Capital or other non-labor costs: The Rule imposes minimal capital costs and no current start-up costs. The Rule first took effect in 1984 and the revised Rule took effect in 1994, so funeral providers should already have in place necessary equipment to carry out tasks associated with Rule compliance. Moreover, most funeral homes already have access, for other business purposes, to the ordinary office equipment needed for compliance, so the Rule likely imposes minimal additional capital expense.
Compliance with the Rule, however, does entail some expense to funeral providers for printing and duplication of required disclosures. Assuming, as required by the Rule, that one copy of the general price list is provided to consumers for each funeral or cremation conducted, at a cost of 25¢ per copy,[16] this would amount to 2,626,418 copies per year at a cumulative industry cost of $656,605 (2,626,418 funerals per year [17] × 25¢ per copy). In addition, the funeral providers that furnish consumers with a statement of funeral goods and services solely because of the Rule's mandate will incur additional printing and copying costs. Assuming that those 2,512 providers (19,322 funeral providers × 13%) use the standard two-page form shown in the compliance guide, at twenty-five cents per copy, at an average of twenty funerals per year, the added cost burden would be $12,560 (2,512 providers × 20 funerals per year × 25¢). Thus, estimated non-labor costs total $669,165 ($656,605 + 12,560).

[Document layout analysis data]
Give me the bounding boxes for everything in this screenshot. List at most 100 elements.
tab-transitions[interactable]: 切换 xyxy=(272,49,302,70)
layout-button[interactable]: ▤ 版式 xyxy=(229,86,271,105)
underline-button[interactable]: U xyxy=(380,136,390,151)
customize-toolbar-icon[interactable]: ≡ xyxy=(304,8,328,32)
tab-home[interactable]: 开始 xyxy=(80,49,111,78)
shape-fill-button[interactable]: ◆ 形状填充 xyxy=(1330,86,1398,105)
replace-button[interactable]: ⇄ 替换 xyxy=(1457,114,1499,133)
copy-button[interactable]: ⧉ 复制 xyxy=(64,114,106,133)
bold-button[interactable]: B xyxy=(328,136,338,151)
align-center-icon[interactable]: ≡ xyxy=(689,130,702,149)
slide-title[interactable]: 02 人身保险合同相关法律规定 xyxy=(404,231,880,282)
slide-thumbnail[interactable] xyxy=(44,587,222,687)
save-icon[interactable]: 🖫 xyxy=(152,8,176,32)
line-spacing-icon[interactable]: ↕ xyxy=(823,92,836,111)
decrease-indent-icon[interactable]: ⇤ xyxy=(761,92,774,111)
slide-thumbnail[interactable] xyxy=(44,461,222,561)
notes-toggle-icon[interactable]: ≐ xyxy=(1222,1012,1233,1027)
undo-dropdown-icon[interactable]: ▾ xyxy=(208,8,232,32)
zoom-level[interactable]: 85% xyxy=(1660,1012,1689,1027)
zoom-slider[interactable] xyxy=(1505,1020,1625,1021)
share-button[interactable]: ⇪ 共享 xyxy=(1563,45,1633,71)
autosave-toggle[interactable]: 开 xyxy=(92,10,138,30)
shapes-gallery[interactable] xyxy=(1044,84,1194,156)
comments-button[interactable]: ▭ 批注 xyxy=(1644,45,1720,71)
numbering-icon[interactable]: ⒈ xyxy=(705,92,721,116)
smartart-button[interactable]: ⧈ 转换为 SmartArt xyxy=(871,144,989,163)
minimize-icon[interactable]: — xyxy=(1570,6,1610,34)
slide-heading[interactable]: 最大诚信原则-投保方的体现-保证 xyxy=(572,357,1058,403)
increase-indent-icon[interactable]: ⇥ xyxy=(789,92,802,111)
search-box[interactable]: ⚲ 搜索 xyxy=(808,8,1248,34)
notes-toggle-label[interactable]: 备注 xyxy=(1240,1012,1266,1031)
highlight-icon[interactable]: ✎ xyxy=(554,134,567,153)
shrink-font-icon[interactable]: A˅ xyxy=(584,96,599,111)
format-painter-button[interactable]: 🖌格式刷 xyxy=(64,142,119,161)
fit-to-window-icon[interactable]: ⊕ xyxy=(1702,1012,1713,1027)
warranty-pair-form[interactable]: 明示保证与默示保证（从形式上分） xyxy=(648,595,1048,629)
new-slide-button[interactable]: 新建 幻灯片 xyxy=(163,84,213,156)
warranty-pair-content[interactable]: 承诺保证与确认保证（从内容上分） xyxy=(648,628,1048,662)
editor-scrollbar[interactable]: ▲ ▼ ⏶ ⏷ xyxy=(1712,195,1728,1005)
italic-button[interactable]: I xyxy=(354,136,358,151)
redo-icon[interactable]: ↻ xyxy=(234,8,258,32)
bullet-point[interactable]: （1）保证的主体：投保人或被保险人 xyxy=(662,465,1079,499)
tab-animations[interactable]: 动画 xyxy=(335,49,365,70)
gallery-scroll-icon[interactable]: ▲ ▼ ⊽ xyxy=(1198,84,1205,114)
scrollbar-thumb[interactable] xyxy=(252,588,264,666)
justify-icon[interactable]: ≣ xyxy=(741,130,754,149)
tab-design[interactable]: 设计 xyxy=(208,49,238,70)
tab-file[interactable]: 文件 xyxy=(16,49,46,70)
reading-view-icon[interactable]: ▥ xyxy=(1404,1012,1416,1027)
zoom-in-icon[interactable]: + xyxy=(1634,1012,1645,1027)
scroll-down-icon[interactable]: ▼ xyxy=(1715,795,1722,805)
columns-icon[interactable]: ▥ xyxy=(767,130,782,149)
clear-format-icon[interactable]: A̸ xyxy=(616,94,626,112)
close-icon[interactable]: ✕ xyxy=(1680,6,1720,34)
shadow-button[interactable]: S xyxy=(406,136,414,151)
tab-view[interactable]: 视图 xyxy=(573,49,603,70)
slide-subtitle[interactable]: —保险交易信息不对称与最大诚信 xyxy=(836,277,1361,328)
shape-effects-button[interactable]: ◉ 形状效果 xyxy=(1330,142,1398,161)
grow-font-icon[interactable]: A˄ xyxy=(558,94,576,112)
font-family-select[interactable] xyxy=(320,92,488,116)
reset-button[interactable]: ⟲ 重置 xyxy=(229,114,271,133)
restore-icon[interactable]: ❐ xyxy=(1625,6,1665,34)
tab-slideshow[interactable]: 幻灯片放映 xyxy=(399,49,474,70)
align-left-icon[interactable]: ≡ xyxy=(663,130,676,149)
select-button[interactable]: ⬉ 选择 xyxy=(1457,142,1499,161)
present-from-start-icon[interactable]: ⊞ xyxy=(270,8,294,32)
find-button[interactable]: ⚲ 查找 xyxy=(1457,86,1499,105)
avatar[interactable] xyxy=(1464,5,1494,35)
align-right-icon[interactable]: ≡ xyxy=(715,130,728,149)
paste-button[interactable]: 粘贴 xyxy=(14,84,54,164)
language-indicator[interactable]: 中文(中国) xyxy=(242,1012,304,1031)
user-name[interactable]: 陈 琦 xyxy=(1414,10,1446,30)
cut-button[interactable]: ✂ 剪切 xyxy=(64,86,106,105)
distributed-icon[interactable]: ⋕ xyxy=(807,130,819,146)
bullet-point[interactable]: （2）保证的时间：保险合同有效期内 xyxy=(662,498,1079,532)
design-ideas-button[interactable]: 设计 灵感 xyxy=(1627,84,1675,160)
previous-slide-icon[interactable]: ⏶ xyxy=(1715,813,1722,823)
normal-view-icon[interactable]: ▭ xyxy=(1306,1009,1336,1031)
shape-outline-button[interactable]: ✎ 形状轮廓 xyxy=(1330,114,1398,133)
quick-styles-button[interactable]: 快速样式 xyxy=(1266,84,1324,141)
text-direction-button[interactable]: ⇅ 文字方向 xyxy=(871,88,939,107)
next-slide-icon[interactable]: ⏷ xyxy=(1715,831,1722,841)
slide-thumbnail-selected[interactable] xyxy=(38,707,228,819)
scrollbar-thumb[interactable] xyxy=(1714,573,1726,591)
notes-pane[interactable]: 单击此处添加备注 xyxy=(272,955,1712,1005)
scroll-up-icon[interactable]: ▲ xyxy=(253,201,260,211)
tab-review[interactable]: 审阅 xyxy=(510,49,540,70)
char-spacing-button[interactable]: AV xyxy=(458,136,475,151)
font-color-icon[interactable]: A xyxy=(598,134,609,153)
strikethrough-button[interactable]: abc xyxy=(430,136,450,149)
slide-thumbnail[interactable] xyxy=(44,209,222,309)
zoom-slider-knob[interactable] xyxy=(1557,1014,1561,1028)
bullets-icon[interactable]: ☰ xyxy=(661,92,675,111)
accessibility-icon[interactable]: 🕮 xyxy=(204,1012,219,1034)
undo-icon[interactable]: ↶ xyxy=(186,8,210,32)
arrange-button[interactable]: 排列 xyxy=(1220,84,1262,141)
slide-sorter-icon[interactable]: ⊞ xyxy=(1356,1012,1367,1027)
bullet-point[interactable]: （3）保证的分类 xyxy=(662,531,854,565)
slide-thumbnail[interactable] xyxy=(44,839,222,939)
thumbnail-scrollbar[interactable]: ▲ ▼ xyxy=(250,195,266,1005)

§ **PARTS OF THE EXERCISE**:
[1] Please return the funeral Rule cost passage word for word, starting with "Capital or other" and going on through "additional capital expense.".
[2] In what year did the revised Rule take effect, according to the funeral Rule cost passage?

§ **ANSWERS TO THE PROBLEMS**:
[1]
Capital or other non-labor costs: The Rule imposes minimal capital costs and no current start-up costs. The Rule first took effect in 1984 and the revised Rule took effect in 1994, so funeral providers should already have in place necessary equipment to carry out tasks associated with Rule compliance. Moreover, most funeral homes already have access, for other business purposes, to the ordinary office equipment needed for compliance, so the Rule likely imposes minimal additional capital expense.

[2] 1994